*** Data provided
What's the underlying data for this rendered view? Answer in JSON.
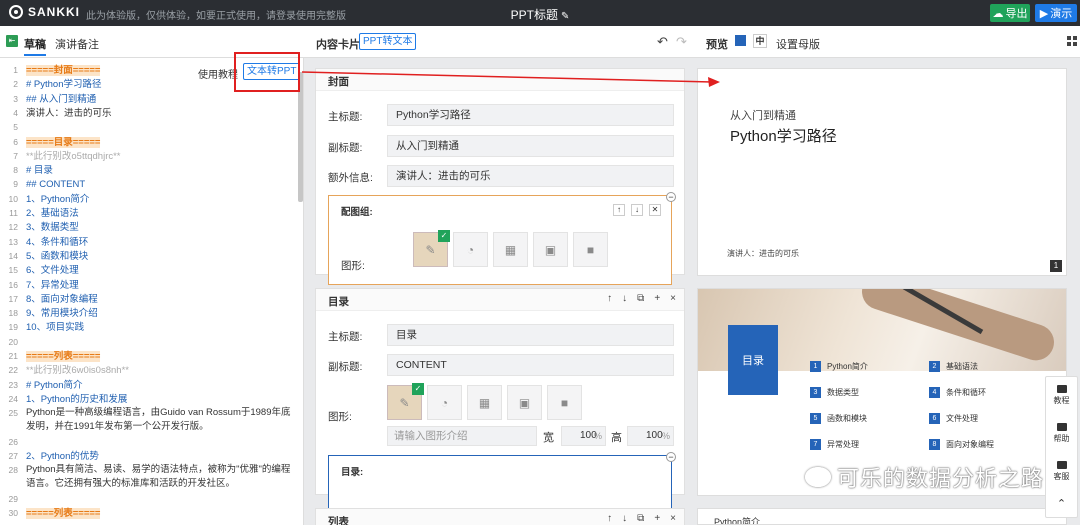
{
  "topbar": {
    "brand": "SANKKI",
    "trial_notice": "此为体验版，仅供体验，如要正式使用，请登录使用完整版",
    "doc_title": "PPT标题",
    "export_label": "导出",
    "present_label": "演示"
  },
  "toolbar": {
    "tab_draft": "草稿",
    "tab_notes": "演讲备注",
    "content_cards_title": "内容卡片",
    "ppt_to_text": "PPT转文本",
    "preview_label": "预览",
    "size_mid": "中",
    "set_master": "设置母版"
  },
  "editor": {
    "usage_link": "使用教程",
    "text_to_ppt": "文本转PPT",
    "lines": [
      {
        "n": "1",
        "text": "=====封面=====",
        "kind": "hl"
      },
      {
        "n": "2",
        "text": "# Python学习路径",
        "kind": "hd"
      },
      {
        "n": "3",
        "text": "## 从入门到精通",
        "kind": "hd"
      },
      {
        "n": "4",
        "text": "演讲人：进击的可乐",
        "kind": "plain"
      },
      {
        "n": "5",
        "text": "",
        "kind": "plain"
      },
      {
        "n": "6",
        "text": "=====目录=====",
        "kind": "hl"
      },
      {
        "n": "7",
        "text": "**此行别改o5ttqdhjrc**",
        "kind": "cm"
      },
      {
        "n": "8",
        "text": "# 目录",
        "kind": "hd"
      },
      {
        "n": "9",
        "text": "## CONTENT",
        "kind": "hd"
      },
      {
        "n": "10",
        "text": "1、Python简介",
        "kind": "ol"
      },
      {
        "n": "11",
        "text": "2、基础语法",
        "kind": "ol"
      },
      {
        "n": "12",
        "text": "3、数据类型",
        "kind": "ol"
      },
      {
        "n": "13",
        "text": "4、条件和循环",
        "kind": "ol"
      },
      {
        "n": "14",
        "text": "5、函数和模块",
        "kind": "ol"
      },
      {
        "n": "15",
        "text": "6、文件处理",
        "kind": "ol"
      },
      {
        "n": "16",
        "text": "7、异常处理",
        "kind": "ol"
      },
      {
        "n": "17",
        "text": "8、面向对象编程",
        "kind": "ol"
      },
      {
        "n": "18",
        "text": "9、常用模块介绍",
        "kind": "ol"
      },
      {
        "n": "19",
        "text": "10、项目实践",
        "kind": "ol"
      },
      {
        "n": "20",
        "text": "",
        "kind": "plain"
      },
      {
        "n": "21",
        "text": "=====列表=====",
        "kind": "hl"
      },
      {
        "n": "22",
        "text": "**此行别改6w0is0s8nh**",
        "kind": "cm"
      },
      {
        "n": "23",
        "text": "# Python简介",
        "kind": "hd"
      },
      {
        "n": "24",
        "text": "1、Python的历史和发展",
        "kind": "ol"
      },
      {
        "n": "25",
        "text": "Python是一种高级编程语言，由Guido van Rossum于1989年底发明，并在1991年发布第一个公开发行版。",
        "kind": "wrap"
      },
      {
        "n": "26",
        "text": "",
        "kind": "plain"
      },
      {
        "n": "27",
        "text": "2、Python的优势",
        "kind": "ol"
      },
      {
        "n": "28",
        "text": "Python具有简洁、易读、易学的语法特点，被称为\"优雅\"的编程语言。它还拥有强大的标准库和活跃的开发社区。",
        "kind": "wrap"
      },
      {
        "n": "29",
        "text": "",
        "kind": "plain"
      },
      {
        "n": "30",
        "text": "=====列表=====",
        "kind": "hl"
      }
    ]
  },
  "cards": {
    "cover": {
      "title": "封面",
      "main_title_label": "主标题:",
      "main_title_value": "Python学习路径",
      "subtitle_label": "副标题:",
      "subtitle_value": "从入门到精通",
      "extra_label": "额外信息:",
      "extra_value": "演讲人：进击的可乐",
      "group_label": "配图组:",
      "shape_label": "图形:"
    },
    "toc": {
      "title": "目录",
      "main_title_label": "主标题:",
      "main_title_value": "目录",
      "subtitle_label": "副标题:",
      "subtitle_value": "CONTENT",
      "shape_label": "图形:",
      "shape_placeholder": "请输入图形介绍",
      "width_label": "宽",
      "width_value": "100",
      "height_label": "高",
      "height_value": "100",
      "percent": "%",
      "sub_label": "目录:"
    },
    "list": {
      "title": "列表"
    }
  },
  "preview": {
    "slide1": {
      "subtitle": "从入门到精通",
      "title": "Python学习路径",
      "speaker": "演讲人：进击的可乐",
      "page": "1"
    },
    "slide2": {
      "box_title": "目录",
      "items": [
        {
          "n": "1",
          "text": "Python简介"
        },
        {
          "n": "2",
          "text": "基础语法"
        },
        {
          "n": "3",
          "text": "数据类型"
        },
        {
          "n": "4",
          "text": "条件和循环"
        },
        {
          "n": "5",
          "text": "函数和模块"
        },
        {
          "n": "6",
          "text": "文件处理"
        },
        {
          "n": "7",
          "text": "异常处理"
        },
        {
          "n": "8",
          "text": "面向对象编程"
        }
      ]
    },
    "slide3_peek": "Python简介"
  },
  "sidebar": {
    "tutorial": "教程",
    "help": "帮助",
    "service": "客服"
  },
  "watermark": "可乐的数据分析之路",
  "colors": {
    "accent_blue": "#1e7ae6",
    "export_green": "#20a35a",
    "heading_orange": "#e77b17",
    "highlight_red": "#e02020"
  }
}
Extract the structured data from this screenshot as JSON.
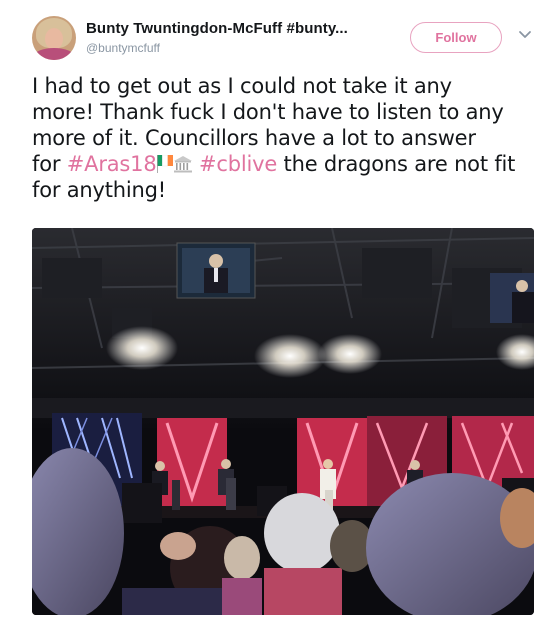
{
  "tweet": {
    "author_name": "Bunty Twuntingdon-McFuff #bunty...",
    "author_handle": "@buntymcfuff",
    "follow_label": "Follow",
    "lines": [
      {
        "text": "I had to get out as I could not take it any"
      },
      {
        "text": "more! Thank fuck I don't have to listen to any"
      },
      {
        "text": "more of it. Councillors have a lot to answer"
      },
      {
        "pre": "for ",
        "hashtag1": "#Aras18",
        "mid": " ",
        "hashtag2": "#cblive",
        "post": " the dragons are not fit"
      },
      {
        "text": "for anything!"
      }
    ]
  },
  "icons": {
    "chevron": "chevron-down-icon",
    "flag": "ireland-flag-emoji",
    "building": "classical-building-emoji"
  },
  "colors": {
    "accent": "#e0739f",
    "follow_border": "#e8a3c0",
    "text": "#14171a",
    "muted": "#8a96a3"
  }
}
******
§ **Requirement**
Pick out all lines containing the string "JSON".

§ **Finished answer**
What's the underlying data for this rendered view? Answer in JSON.
Extract the structured data from this screenshot as JSON.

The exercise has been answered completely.